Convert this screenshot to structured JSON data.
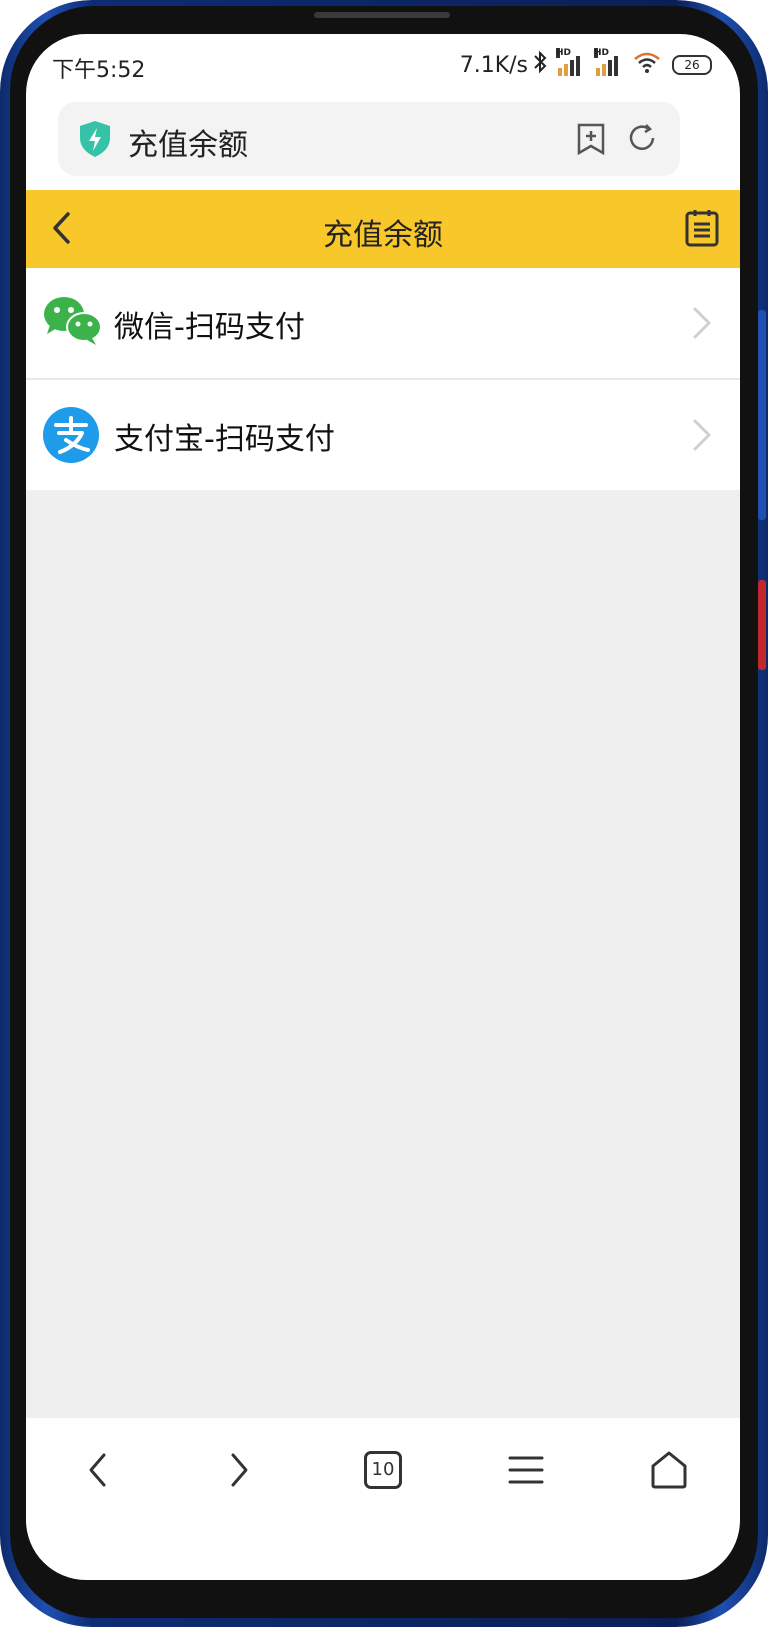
{
  "status_bar": {
    "time": "下午5:52",
    "network_speed": "7.1K/s",
    "signal_1_label": "HD",
    "signal_2_label": "HD",
    "battery": "26"
  },
  "browser": {
    "address_text": "充值余额",
    "tabs_count": "10"
  },
  "header": {
    "title": "充值余额",
    "accent_color": "#f8c72a"
  },
  "payment_options": [
    {
      "label": "微信-扫码支付",
      "icon": "wechat-icon",
      "color": "#3bb34a"
    },
    {
      "label": "支付宝-扫码支付",
      "icon": "alipay-icon",
      "color": "#1e9be9"
    }
  ],
  "bottom_nav": {
    "items": [
      "back-icon",
      "forward-icon",
      "tabs-icon",
      "menu-icon",
      "home-icon"
    ]
  }
}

= Requirements =
Extract all lines containing the word "icon".

= Solution to the problem =
      "icon": "wechat-icon",
      "icon": "alipay-icon",
      "back-icon",
      "forward-icon",
      "tabs-icon",
      "menu-icon",
      "home-icon"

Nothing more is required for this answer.